Required task:
Retype every line of the entries below, character for character.

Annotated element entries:
•••••

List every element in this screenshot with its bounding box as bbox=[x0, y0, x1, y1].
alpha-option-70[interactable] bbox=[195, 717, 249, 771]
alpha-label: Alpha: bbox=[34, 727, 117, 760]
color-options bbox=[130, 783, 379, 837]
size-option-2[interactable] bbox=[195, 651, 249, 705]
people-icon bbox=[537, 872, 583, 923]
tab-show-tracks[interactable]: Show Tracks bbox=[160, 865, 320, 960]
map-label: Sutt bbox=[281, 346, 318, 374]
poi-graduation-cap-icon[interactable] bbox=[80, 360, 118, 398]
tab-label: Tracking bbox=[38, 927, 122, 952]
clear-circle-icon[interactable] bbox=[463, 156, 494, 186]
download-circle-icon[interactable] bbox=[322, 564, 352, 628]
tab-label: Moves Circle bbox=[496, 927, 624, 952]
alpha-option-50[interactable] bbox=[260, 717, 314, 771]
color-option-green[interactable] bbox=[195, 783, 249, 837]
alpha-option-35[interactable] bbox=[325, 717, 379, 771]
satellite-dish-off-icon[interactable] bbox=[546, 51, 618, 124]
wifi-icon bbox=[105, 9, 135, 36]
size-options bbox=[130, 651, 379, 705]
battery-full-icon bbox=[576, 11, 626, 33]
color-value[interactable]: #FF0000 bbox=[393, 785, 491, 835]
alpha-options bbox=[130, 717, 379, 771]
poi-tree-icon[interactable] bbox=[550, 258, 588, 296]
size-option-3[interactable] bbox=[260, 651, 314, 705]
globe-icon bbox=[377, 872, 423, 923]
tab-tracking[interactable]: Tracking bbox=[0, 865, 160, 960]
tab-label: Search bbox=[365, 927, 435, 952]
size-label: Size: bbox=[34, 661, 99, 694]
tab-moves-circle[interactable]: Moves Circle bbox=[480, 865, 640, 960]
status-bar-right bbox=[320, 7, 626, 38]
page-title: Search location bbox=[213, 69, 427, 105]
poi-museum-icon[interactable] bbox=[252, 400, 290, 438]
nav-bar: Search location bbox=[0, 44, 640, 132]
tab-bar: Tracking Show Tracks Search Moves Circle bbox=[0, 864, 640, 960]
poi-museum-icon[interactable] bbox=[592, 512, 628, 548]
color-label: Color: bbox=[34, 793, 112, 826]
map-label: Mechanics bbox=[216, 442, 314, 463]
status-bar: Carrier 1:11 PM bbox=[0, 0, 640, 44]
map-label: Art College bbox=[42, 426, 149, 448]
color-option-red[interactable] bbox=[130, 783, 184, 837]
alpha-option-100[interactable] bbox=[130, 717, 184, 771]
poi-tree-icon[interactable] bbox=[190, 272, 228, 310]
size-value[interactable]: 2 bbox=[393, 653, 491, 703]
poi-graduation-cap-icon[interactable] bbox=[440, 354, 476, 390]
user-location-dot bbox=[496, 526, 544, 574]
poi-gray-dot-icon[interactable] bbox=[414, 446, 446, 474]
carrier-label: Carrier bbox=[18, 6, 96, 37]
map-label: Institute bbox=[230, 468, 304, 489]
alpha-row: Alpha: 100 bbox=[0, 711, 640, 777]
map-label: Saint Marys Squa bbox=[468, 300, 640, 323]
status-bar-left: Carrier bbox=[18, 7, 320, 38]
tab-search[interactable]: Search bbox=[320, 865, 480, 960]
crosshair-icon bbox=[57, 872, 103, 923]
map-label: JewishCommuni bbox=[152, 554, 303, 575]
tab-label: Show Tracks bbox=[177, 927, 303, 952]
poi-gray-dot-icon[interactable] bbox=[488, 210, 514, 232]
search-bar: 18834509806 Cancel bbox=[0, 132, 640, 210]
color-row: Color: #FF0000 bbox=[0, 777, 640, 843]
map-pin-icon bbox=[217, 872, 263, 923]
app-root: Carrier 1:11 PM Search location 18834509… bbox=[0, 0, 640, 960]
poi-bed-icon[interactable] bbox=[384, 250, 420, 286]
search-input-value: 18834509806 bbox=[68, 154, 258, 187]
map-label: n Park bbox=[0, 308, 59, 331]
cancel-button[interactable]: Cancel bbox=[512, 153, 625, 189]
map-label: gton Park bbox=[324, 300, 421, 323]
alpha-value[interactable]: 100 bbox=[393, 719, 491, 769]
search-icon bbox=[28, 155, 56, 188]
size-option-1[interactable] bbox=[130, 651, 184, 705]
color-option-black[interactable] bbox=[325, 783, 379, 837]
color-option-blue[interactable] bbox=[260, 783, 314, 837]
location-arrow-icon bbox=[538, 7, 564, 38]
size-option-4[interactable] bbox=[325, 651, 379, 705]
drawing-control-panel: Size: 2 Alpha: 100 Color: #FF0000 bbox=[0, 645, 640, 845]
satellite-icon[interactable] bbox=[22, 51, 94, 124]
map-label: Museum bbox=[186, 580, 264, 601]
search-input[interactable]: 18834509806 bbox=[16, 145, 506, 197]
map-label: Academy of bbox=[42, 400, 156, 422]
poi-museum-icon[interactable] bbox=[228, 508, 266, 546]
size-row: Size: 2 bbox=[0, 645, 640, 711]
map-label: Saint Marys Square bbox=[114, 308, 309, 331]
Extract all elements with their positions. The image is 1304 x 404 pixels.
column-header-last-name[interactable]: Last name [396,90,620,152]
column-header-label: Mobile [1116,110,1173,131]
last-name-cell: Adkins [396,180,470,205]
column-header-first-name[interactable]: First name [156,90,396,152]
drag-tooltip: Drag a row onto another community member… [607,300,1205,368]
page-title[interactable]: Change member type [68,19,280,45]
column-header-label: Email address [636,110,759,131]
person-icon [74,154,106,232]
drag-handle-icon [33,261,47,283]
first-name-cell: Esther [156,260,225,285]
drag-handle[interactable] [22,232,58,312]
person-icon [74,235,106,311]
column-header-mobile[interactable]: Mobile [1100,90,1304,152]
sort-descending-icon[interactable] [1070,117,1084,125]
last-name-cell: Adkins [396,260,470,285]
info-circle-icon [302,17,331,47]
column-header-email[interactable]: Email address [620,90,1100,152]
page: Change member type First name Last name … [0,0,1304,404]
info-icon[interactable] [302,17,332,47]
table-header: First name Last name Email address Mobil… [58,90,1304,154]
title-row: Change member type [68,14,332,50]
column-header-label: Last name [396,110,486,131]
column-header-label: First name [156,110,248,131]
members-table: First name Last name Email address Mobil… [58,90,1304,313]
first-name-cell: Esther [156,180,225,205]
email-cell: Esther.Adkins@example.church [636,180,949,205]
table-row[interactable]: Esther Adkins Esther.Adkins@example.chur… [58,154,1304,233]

•••••

Solution for this task:
List every element in this screenshot with its bounding box as bbox=[x0, y0, x1, y1].
alpha-option-70[interactable] bbox=[195, 717, 249, 771]
alpha-label: Alpha: bbox=[34, 727, 117, 760]
color-options bbox=[130, 783, 379, 837]
size-option-2[interactable] bbox=[195, 651, 249, 705]
people-icon bbox=[537, 872, 583, 923]
tab-show-tracks[interactable]: Show Tracks bbox=[160, 865, 320, 960]
map-label: Sutt bbox=[281, 346, 318, 374]
poi-graduation-cap-icon[interactable] bbox=[80, 360, 118, 398]
tab-label: Tracking bbox=[38, 927, 122, 952]
clear-circle-icon[interactable] bbox=[463, 156, 494, 186]
download-circle-icon[interactable] bbox=[322, 564, 352, 628]
tab-label: Moves Circle bbox=[496, 927, 624, 952]
alpha-option-50[interactable] bbox=[260, 717, 314, 771]
color-option-green[interactable] bbox=[195, 783, 249, 837]
alpha-option-35[interactable] bbox=[325, 717, 379, 771]
satellite-dish-off-icon[interactable] bbox=[546, 51, 618, 124]
wifi-icon bbox=[105, 9, 135, 36]
size-options bbox=[130, 651, 379, 705]
battery-full-icon bbox=[576, 11, 626, 33]
color-value[interactable]: #FF0000 bbox=[393, 785, 491, 835]
alpha-options bbox=[130, 717, 379, 771]
poi-tree-icon[interactable] bbox=[550, 258, 588, 296]
size-option-3[interactable] bbox=[260, 651, 314, 705]
globe-icon bbox=[377, 872, 423, 923]
tab-tracking[interactable]: Tracking bbox=[0, 865, 160, 960]
tab-label: Search bbox=[365, 927, 435, 952]
size-label: Size: bbox=[34, 661, 99, 694]
tab-moves-circle[interactable]: Moves Circle bbox=[480, 865, 640, 960]
status-bar-right bbox=[320, 7, 626, 38]
page-title: Search location bbox=[213, 69, 427, 105]
poi-museum-icon[interactable] bbox=[252, 400, 290, 438]
nav-bar: Search location bbox=[0, 44, 640, 132]
tab-bar: Tracking Show Tracks Search Moves Circle bbox=[0, 864, 640, 960]
poi-museum-icon[interactable] bbox=[592, 512, 628, 548]
color-label: Color: bbox=[34, 793, 112, 826]
map-label: Mechanics bbox=[216, 442, 314, 463]
status-bar: Carrier 1:11 PM bbox=[0, 0, 640, 44]
map-label: Art College bbox=[42, 426, 149, 448]
color-option-red[interactable] bbox=[130, 783, 184, 837]
alpha-option-100[interactable] bbox=[130, 717, 184, 771]
poi-tree-icon[interactable] bbox=[190, 272, 228, 310]
size-value[interactable]: 2 bbox=[393, 653, 491, 703]
poi-graduation-cap-icon[interactable] bbox=[440, 354, 476, 390]
user-location-dot bbox=[496, 526, 544, 574]
poi-gray-dot-icon[interactable] bbox=[414, 446, 446, 474]
carrier-label: Carrier bbox=[18, 6, 96, 37]
map-label: Institute bbox=[230, 468, 304, 489]
alpha-row: Alpha: 100 bbox=[0, 711, 640, 777]
map-label: Saint Marys Squa bbox=[468, 300, 640, 323]
status-bar-left: Carrier bbox=[18, 7, 320, 38]
tab-search[interactable]: Search bbox=[320, 865, 480, 960]
crosshair-icon bbox=[57, 872, 103, 923]
map-label: JewishCommuni bbox=[152, 554, 303, 575]
tab-label: Show Tracks bbox=[177, 927, 303, 952]
poi-gray-dot-icon[interactable] bbox=[488, 210, 514, 232]
search-bar: 18834509806 Cancel bbox=[0, 132, 640, 210]
color-row: Color: #FF0000 bbox=[0, 777, 640, 843]
map-pin-icon bbox=[217, 872, 263, 923]
app-root: Carrier 1:11 PM Search location 18834509… bbox=[0, 0, 640, 960]
poi-bed-icon[interactable] bbox=[384, 250, 420, 286]
search-input-value: 18834509806 bbox=[68, 154, 258, 187]
map-label: n Park bbox=[0, 308, 59, 331]
cancel-button[interactable]: Cancel bbox=[512, 153, 625, 189]
map-label: gton Park bbox=[324, 300, 421, 323]
alpha-value[interactable]: 100 bbox=[393, 719, 491, 769]
search-icon bbox=[28, 155, 56, 188]
size-option-1[interactable] bbox=[130, 651, 184, 705]
color-option-black[interactable] bbox=[325, 783, 379, 837]
color-option-blue[interactable] bbox=[260, 783, 314, 837]
location-arrow-icon bbox=[538, 7, 564, 38]
size-option-4[interactable] bbox=[325, 651, 379, 705]
drawing-control-panel: Size: 2 Alpha: 100 Color: #FF0000 bbox=[0, 645, 640, 845]
satellite-icon[interactable] bbox=[22, 51, 94, 124]
map-label: Museum bbox=[186, 580, 264, 601]
search-input[interactable]: 18834509806 bbox=[16, 145, 506, 197]
map-label: Academy of bbox=[42, 400, 156, 422]
poi-museum-icon[interactable] bbox=[228, 508, 266, 546]
size-row: Size: 2 bbox=[0, 645, 640, 711]
map-label: Saint Marys Square bbox=[114, 308, 309, 331]
Extract all elements with their positions. The image is 1304 x 404 pixels.
column-header-last-name[interactable]: Last name [396,90,620,152]
column-header-label: Mobile [1116,110,1173,131]
last-name-cell: Adkins [396,180,470,205]
column-header-first-name[interactable]: First name [156,90,396,152]
drag-tooltip: Drag a row onto another community member… [607,300,1205,368]
page-title[interactable]: Change member type [68,19,280,45]
column-header-label: Email address [636,110,759,131]
person-icon [74,154,106,232]
drag-handle-icon [33,261,47,283]
first-name-cell: Esther [156,260,225,285]
drag-handle[interactable] [22,232,58,312]
person-icon [74,235,106,311]
column-header-mobile[interactable]: Mobile [1100,90,1304,152]
sort-descending-icon[interactable] [1070,117,1084,125]
last-name-cell: Adkins [396,260,470,285]
info-circle-icon [302,17,331,47]
column-header-email[interactable]: Email address [620,90,1100,152]
page: Change member type First name Last name … [0,0,1304,404]
info-icon[interactable] [302,17,332,47]
table-header: First name Last name Email address Mobil… [58,90,1304,154]
title-row: Change member type [68,14,332,50]
column-header-label: Last name [396,110,486,131]
column-header-label: First name [156,110,248,131]
members-table: First name Last name Email address Mobil… [58,90,1304,313]
first-name-cell: Esther [156,180,225,205]
email-cell: Esther.Adkins@example.church [636,180,949,205]
table-row[interactable]: Esther Adkins Esther.Adkins@example.chur… [58,154,1304,233]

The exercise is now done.